Do this: Write out the data below in full. Keep it exact.

Collected data:
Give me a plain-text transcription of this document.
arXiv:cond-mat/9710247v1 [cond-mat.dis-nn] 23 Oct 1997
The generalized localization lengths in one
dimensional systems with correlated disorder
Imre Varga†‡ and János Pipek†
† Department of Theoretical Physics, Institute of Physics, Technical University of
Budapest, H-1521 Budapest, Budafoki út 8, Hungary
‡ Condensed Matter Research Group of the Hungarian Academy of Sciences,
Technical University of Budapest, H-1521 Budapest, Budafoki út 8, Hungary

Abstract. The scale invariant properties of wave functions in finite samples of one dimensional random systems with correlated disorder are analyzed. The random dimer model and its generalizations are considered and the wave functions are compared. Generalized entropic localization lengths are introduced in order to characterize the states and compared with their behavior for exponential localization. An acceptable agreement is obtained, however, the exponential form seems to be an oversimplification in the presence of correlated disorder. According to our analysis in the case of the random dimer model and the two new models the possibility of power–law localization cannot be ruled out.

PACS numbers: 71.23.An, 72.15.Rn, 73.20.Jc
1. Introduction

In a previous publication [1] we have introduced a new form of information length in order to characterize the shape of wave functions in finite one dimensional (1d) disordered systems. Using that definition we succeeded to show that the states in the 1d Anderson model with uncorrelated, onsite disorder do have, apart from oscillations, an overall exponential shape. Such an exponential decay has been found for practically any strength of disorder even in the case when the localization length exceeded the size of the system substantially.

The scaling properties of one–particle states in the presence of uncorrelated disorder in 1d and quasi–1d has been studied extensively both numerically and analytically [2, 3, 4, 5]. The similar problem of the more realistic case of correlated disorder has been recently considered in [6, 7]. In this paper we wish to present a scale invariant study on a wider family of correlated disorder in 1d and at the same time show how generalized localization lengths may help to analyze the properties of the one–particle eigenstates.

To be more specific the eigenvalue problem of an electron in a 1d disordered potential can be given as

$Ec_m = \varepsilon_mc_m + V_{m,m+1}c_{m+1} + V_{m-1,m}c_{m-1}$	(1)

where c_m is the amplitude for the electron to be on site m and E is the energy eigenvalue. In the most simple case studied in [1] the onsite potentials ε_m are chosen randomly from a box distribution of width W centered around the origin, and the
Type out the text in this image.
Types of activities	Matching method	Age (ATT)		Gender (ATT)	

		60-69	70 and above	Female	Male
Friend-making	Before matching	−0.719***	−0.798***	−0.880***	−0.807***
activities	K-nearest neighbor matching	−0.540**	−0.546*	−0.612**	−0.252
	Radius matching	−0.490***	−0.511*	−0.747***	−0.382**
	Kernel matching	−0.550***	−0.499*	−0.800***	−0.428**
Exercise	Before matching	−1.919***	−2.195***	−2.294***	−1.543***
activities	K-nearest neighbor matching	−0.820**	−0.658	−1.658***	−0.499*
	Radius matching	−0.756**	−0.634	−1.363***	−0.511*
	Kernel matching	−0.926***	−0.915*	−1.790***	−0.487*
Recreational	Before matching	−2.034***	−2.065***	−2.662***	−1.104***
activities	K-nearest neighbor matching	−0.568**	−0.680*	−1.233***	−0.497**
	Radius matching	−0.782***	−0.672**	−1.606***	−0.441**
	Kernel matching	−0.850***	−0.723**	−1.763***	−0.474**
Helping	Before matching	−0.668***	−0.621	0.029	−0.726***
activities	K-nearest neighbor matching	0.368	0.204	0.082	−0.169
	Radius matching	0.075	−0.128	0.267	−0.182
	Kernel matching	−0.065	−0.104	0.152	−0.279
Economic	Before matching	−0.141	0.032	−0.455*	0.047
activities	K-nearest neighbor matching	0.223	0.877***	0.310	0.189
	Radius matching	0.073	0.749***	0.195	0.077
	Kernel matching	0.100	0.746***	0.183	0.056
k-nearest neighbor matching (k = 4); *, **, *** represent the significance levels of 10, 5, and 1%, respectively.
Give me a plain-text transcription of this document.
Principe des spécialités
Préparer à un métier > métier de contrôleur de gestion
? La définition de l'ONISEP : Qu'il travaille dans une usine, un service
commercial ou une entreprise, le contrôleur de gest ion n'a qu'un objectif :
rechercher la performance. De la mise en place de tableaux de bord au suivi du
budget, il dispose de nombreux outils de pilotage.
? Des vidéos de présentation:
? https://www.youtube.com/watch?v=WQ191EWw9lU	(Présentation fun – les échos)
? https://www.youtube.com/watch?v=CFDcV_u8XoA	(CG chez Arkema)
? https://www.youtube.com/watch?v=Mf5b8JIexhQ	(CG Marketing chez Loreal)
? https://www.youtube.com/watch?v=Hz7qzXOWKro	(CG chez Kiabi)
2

Solution to the problem:
Give me a plain-text transcription of this document.
arXiv:cond-mat/9710247v1 [cond-mat.dis-nn] 23 Oct 1997
The generalized localization lengths in one
dimensional systems with correlated disorder
Imre Varga†‡ and János Pipek†
† Department of Theoretical Physics, Institute of Physics, Technical University of
Budapest, H-1521 Budapest, Budafoki út 8, Hungary
‡ Condensed Matter Research Group of the Hungarian Academy of Sciences,
Technical University of Budapest, H-1521 Budapest, Budafoki út 8, Hungary

Abstract. The scale invariant properties of wave functions in finite samples of one dimensional random systems with correlated disorder are analyzed. The random dimer model and its generalizations are considered and the wave functions are compared. Generalized entropic localization lengths are introduced in order to characterize the states and compared with their behavior for exponential localization. An acceptable agreement is obtained, however, the exponential form seems to be an oversimplification in the presence of correlated disorder. According to our analysis in the case of the random dimer model and the two new models the possibility of power–law localization cannot be ruled out.

PACS numbers: 71.23.An, 72.15.Rn, 73.20.Jc
1. Introduction

In a previous publication [1] we have introduced a new form of information length in order to characterize the shape of wave functions in finite one dimensional (1d) disordered systems. Using that definition we succeeded to show that the states in the 1d Anderson model with uncorrelated, onsite disorder do have, apart from oscillations, an overall exponential shape. Such an exponential decay has been found for practically any strength of disorder even in the case when the localization length exceeded the size of the system substantially.

The scaling properties of one–particle states in the presence of uncorrelated disorder in 1d and quasi–1d has been studied extensively both numerically and analytically [2, 3, 4, 5]. The similar problem of the more realistic case of correlated disorder has been recently considered in [6, 7]. In this paper we wish to present a scale invariant study on a wider family of correlated disorder in 1d and at the same time show how generalized localization lengths may help to analyze the properties of the one–particle eigenstates.

To be more specific the eigenvalue problem of an electron in a 1d disordered potential can be given as

$Ec_m = \varepsilon_mc_m + V_{m,m+1}c_{m+1} + V_{m-1,m}c_{m-1}$	(1)

where c_m is the amplitude for the electron to be on site m and E is the energy eigenvalue. In the most simple case studied in [1] the onsite potentials ε_m are chosen randomly from a box distribution of width W centered around the origin, and the
Type out the text in this image.
Types of activities	Matching method	Age (ATT)		Gender (ATT)	

		60-69	70 and above	Female	Male
Friend-making	Before matching	−0.719***	−0.798***	−0.880***	−0.807***
activities	K-nearest neighbor matching	−0.540**	−0.546*	−0.612**	−0.252
	Radius matching	−0.490***	−0.511*	−0.747***	−0.382**
	Kernel matching	−0.550***	−0.499*	−0.800***	−0.428**
Exercise	Before matching	−1.919***	−2.195***	−2.294***	−1.543***
activities	K-nearest neighbor matching	−0.820**	−0.658	−1.658***	−0.499*
	Radius matching	−0.756**	−0.634	−1.363***	−0.511*
	Kernel matching	−0.926***	−0.915*	−1.790***	−0.487*
Recreational	Before matching	−2.034***	−2.065***	−2.662***	−1.104***
activities	K-nearest neighbor matching	−0.568**	−0.680*	−1.233***	−0.497**
	Radius matching	−0.782***	−0.672**	−1.606***	−0.441**
	Kernel matching	−0.850***	−0.723**	−1.763***	−0.474**
Helping	Before matching	−0.668***	−0.621	0.029	−0.726***
activities	K-nearest neighbor matching	0.368	0.204	0.082	−0.169
	Radius matching	0.075	−0.128	0.267	−0.182
	Kernel matching	−0.065	−0.104	0.152	−0.279
Economic	Before matching	−0.141	0.032	−0.455*	0.047
activities	K-nearest neighbor matching	0.223	0.877***	0.310	0.189
	Radius matching	0.073	0.749***	0.195	0.077
	Kernel matching	0.100	0.746***	0.183	0.056
k-nearest neighbor matching (k = 4); *, **, *** represent the significance levels of 10, 5, and 1%, respectively.
Give me a plain-text transcription of this document.
Principe des spécialités
Préparer à un métier > métier de contrôleur de gestion
? La définition de l'ONISEP : Qu'il travaille dans une usine, un service
commercial ou une entreprise, le contrôleur de gest ion n'a qu'un objectif :
rechercher la performance. De la mise en place de tableaux de bord au suivi du
budget, il dispose de nombreux outils de pilotage.
? Des vidéos de présentation:
? https://www.youtube.com/watch?v=WQ191EWw9lU	(Présentation fun – les échos)
? https://www.youtube.com/watch?v=CFDcV_u8XoA	(CG chez Arkema)
? https://www.youtube.com/watch?v=Mf5b8JIexhQ	(CG Marketing chez Loreal)
? https://www.youtube.com/watch?v=Hz7qzXOWKro	(CG chez Kiabi)
2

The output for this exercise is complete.